- JOB: Copy the lines from the start of the rows through the line containing "node O junction dot [452,662,486,696]", inclusive, substituting "electrode" for every "plate" and changing nothing else.

## Begin ENTRIES SUPPLIED

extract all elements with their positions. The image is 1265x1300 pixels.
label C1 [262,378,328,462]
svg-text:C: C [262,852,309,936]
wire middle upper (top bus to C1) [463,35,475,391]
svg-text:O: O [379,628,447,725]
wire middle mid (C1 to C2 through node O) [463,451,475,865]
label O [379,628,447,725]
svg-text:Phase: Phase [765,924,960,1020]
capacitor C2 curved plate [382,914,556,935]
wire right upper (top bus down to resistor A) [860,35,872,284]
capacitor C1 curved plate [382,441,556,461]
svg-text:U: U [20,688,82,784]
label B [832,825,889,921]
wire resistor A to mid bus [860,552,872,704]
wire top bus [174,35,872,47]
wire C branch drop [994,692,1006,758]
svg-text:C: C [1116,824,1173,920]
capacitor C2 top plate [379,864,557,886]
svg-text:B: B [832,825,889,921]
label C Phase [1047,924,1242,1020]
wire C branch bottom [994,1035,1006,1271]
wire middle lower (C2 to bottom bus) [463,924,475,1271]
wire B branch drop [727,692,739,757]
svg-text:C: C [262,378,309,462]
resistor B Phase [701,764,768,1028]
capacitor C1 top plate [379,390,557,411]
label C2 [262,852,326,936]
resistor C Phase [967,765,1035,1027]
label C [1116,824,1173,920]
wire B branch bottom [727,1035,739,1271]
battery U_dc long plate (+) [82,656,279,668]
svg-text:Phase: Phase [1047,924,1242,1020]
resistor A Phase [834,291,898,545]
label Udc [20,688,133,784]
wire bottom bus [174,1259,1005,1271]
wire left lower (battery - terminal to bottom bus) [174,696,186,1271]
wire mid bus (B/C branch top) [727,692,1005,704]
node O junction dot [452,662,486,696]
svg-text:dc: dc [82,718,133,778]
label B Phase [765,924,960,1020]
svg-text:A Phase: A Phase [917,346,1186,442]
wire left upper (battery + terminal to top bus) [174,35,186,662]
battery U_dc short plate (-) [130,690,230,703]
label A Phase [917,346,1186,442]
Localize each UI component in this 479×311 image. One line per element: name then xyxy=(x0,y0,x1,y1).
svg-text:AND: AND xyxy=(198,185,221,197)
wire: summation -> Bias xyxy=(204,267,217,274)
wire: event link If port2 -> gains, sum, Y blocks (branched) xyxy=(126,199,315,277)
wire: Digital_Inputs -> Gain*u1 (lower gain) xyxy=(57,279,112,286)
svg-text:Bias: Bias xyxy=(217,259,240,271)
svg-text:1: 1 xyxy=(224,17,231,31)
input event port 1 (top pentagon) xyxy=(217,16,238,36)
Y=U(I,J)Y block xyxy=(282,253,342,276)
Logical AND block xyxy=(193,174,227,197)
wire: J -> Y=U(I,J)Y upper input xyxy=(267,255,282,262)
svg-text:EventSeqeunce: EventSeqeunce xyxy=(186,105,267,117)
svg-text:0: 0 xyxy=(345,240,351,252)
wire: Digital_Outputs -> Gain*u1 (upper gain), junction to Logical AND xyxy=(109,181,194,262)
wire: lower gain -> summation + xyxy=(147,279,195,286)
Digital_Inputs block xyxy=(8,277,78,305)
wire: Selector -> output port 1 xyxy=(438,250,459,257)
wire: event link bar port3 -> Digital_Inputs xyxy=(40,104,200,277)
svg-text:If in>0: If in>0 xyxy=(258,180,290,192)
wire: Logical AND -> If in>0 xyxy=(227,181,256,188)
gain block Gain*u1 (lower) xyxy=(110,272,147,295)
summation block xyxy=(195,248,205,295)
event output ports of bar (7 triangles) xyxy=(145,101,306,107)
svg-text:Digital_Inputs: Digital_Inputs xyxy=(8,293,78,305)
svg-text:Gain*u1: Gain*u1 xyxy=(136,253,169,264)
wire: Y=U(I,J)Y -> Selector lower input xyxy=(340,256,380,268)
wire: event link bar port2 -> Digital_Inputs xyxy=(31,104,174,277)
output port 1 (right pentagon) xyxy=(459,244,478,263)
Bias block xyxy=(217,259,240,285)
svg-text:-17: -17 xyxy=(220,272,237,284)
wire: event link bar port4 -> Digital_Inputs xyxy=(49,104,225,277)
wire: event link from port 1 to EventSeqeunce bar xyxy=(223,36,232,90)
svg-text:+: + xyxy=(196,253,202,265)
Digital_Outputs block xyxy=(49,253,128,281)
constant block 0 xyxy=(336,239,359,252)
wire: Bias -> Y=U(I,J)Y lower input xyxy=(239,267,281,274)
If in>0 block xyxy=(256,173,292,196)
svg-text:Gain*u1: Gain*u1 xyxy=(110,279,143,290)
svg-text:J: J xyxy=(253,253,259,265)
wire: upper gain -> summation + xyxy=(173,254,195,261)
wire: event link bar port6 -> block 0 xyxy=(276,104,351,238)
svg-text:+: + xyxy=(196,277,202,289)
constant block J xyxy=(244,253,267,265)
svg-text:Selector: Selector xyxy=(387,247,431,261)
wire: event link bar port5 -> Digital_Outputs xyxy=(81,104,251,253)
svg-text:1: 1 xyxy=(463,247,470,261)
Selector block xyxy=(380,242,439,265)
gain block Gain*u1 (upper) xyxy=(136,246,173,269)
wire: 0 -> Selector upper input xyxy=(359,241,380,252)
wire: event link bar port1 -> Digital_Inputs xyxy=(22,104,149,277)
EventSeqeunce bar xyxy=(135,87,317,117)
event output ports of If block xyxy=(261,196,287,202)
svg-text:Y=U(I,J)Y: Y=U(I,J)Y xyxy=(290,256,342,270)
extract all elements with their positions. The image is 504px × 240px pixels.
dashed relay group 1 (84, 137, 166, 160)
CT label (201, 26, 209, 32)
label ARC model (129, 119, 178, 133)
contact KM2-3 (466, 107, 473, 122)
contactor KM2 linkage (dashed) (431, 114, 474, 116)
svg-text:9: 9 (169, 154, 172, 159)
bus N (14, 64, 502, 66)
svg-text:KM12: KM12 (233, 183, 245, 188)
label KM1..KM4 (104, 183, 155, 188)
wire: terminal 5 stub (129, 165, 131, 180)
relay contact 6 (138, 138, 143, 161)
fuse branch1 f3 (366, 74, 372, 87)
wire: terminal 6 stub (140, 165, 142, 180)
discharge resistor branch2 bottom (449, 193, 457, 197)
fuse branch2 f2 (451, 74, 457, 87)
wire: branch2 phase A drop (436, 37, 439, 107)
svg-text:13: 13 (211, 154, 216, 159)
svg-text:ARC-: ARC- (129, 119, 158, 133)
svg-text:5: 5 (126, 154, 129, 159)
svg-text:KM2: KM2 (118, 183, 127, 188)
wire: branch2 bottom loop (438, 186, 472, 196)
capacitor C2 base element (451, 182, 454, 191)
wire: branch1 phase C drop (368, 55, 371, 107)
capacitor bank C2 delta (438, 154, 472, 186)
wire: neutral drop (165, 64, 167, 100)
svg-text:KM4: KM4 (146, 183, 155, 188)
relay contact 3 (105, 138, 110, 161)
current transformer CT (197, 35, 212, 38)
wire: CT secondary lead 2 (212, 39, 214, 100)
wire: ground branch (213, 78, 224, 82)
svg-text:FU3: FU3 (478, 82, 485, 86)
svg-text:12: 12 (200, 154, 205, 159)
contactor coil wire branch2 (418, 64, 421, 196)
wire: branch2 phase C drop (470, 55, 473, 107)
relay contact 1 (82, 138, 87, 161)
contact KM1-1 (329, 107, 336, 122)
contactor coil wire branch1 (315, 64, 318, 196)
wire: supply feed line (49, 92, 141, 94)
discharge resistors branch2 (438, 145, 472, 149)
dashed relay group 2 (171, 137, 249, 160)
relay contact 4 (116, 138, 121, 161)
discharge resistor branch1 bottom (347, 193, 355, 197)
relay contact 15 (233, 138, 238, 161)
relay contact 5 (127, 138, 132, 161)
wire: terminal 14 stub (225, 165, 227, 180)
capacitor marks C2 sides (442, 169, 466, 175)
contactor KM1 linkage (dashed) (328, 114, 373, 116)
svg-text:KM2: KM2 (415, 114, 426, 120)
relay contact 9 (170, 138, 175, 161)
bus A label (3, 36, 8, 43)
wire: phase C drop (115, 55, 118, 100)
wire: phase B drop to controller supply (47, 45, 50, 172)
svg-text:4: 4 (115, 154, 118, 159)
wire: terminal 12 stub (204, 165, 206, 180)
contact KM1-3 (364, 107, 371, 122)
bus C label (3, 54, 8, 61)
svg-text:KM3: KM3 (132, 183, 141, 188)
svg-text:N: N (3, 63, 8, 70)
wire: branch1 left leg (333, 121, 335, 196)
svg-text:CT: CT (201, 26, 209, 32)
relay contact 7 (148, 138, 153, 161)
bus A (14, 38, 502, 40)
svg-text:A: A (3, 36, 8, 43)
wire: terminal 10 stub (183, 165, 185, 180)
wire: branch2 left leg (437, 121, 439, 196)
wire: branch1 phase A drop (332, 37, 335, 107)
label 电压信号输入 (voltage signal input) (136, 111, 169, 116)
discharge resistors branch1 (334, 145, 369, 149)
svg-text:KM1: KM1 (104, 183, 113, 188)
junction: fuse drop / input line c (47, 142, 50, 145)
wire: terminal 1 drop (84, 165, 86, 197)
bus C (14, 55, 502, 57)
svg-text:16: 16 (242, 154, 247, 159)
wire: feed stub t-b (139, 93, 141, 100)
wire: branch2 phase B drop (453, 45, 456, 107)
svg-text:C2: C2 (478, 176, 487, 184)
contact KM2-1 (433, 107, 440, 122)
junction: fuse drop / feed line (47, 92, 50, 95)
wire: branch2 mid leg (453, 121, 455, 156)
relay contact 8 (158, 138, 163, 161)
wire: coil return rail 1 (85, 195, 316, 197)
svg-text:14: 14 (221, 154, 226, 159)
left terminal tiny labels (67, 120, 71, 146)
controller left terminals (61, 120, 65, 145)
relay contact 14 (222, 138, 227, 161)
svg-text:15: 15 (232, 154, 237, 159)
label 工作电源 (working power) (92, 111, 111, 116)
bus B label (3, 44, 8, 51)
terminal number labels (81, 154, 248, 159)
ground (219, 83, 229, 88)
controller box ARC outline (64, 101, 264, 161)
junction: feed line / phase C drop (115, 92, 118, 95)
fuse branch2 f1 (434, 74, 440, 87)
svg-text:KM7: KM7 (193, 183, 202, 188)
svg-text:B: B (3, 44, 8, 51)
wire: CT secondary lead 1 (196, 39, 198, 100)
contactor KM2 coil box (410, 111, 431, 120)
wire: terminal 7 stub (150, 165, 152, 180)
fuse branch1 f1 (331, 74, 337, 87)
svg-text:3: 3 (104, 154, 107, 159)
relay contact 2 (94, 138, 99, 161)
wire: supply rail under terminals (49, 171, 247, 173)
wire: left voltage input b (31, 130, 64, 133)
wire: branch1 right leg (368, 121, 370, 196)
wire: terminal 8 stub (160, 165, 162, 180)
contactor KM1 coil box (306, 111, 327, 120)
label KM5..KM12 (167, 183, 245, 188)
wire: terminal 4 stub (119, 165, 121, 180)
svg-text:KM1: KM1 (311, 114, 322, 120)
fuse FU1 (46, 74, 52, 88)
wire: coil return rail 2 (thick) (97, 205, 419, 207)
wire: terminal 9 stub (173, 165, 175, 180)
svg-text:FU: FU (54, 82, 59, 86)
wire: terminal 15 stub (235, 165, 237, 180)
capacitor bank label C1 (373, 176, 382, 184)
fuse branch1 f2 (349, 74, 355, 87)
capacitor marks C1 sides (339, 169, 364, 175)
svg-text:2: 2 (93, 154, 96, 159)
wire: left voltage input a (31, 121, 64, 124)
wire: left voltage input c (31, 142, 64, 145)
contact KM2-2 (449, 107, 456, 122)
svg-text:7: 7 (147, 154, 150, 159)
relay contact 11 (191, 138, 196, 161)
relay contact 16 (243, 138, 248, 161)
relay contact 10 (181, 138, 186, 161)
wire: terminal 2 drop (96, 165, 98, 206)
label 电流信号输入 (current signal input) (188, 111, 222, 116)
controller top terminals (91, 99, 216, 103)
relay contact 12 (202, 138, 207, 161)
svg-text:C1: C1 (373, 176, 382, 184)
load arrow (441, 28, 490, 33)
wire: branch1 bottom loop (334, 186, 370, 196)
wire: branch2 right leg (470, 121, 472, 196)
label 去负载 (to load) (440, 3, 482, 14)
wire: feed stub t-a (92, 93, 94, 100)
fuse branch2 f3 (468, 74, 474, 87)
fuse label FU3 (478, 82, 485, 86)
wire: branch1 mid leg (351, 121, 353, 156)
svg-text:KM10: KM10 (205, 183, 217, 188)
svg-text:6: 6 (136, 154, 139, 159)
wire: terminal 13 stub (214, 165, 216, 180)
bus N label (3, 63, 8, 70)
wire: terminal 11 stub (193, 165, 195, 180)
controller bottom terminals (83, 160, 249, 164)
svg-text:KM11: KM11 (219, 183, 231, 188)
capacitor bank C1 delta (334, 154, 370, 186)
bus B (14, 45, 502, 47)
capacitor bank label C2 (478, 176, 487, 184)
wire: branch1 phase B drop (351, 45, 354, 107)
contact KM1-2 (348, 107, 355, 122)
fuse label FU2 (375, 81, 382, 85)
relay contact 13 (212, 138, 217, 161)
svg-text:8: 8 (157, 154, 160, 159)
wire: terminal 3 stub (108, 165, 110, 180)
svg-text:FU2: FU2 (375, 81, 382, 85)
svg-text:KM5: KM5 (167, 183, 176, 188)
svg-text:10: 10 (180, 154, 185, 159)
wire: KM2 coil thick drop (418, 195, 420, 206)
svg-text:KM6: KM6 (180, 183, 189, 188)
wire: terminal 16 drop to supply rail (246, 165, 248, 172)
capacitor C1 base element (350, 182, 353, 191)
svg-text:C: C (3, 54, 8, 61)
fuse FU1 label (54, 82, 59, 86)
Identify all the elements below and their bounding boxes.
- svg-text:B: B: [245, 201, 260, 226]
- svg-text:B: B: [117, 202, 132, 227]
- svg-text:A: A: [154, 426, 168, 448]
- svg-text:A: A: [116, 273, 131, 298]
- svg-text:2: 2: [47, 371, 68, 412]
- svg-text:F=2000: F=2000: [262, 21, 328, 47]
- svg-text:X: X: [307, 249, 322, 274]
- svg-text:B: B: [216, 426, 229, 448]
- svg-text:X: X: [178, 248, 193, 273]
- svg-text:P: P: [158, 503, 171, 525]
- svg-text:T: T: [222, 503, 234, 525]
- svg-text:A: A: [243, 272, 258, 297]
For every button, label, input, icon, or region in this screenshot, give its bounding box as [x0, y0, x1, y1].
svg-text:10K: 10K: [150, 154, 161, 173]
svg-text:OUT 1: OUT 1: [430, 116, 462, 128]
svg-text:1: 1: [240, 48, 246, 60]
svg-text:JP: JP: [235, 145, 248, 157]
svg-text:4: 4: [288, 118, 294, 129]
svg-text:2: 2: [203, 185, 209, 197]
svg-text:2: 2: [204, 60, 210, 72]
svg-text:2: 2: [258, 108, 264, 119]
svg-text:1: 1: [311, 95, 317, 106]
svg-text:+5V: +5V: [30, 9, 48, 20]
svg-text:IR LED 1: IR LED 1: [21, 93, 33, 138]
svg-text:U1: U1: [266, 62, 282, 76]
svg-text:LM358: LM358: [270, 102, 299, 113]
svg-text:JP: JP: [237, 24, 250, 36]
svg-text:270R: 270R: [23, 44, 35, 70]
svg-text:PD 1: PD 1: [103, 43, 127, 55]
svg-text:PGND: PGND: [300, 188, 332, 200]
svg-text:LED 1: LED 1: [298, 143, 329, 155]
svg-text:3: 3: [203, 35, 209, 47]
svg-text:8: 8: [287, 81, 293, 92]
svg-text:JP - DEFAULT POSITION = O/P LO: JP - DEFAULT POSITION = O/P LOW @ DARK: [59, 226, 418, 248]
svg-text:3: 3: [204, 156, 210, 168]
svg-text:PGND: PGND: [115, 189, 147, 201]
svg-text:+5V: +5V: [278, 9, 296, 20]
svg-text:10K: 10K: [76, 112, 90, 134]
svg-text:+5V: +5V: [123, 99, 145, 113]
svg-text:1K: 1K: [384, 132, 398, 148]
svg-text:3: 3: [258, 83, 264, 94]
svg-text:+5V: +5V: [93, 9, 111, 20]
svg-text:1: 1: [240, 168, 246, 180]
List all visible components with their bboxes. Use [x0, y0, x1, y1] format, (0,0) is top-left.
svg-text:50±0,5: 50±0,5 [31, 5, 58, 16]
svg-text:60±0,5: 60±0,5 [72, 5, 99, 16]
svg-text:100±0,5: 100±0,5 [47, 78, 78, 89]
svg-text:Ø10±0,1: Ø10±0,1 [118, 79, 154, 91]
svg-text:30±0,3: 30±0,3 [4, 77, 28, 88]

## End ENTRIES SUPPLIED

- SOLUTION BELOW:
extract all elements with their positions. The image is 1265x1300 pixels.
label C1 [262,378,328,462]
svg-text:C: C [262,852,309,936]
wire middle upper (top bus to C1) [463,35,475,391]
svg-text:O: O [379,628,447,725]
wire middle mid (C1 to C2 through node O) [463,451,475,865]
label O [379,628,447,725]
svg-text:Phase: Phase [765,924,960,1020]
capacitor C2 curved electrode [382,914,556,935]
wire right upper (top bus down to resistor A) [860,35,872,284]
capacitor C1 curved electrode [382,441,556,461]
svg-text:U: U [20,688,82,784]
label B [832,825,889,921]
wire resistor A to mid bus [860,552,872,704]
wire top bus [174,35,872,47]
wire C branch drop [994,692,1006,758]
svg-text:C: C [1116,824,1173,920]
capacitor C2 top electrode [379,864,557,886]
svg-text:B: B [832,825,889,921]
label C Phase [1047,924,1242,1020]
wire C branch bottom [994,1035,1006,1271]
wire middle lower (C2 to bottom bus) [463,924,475,1271]
wire B branch drop [727,692,739,757]
svg-text:C: C [262,378,309,462]
resistor B Phase [701,764,768,1028]
capacitor C1 top electrode [379,390,557,411]
label C2 [262,852,326,936]
resistor C Phase [967,765,1035,1027]
label C [1116,824,1173,920]
wire B branch bottom [727,1035,739,1271]
battery U_dc long electrode (+) [82,656,279,668]
svg-text:Phase: Phase [1047,924,1242,1020]
resistor A Phase [834,291,898,545]
label Udc [20,688,133,784]
wire bottom bus [174,1259,1005,1271]
wire left lower (battery - terminal to bottom bus) [174,696,186,1271]
wire mid bus (B/C branch top) [727,692,1005,704]
node O junction dot [452,662,486,696]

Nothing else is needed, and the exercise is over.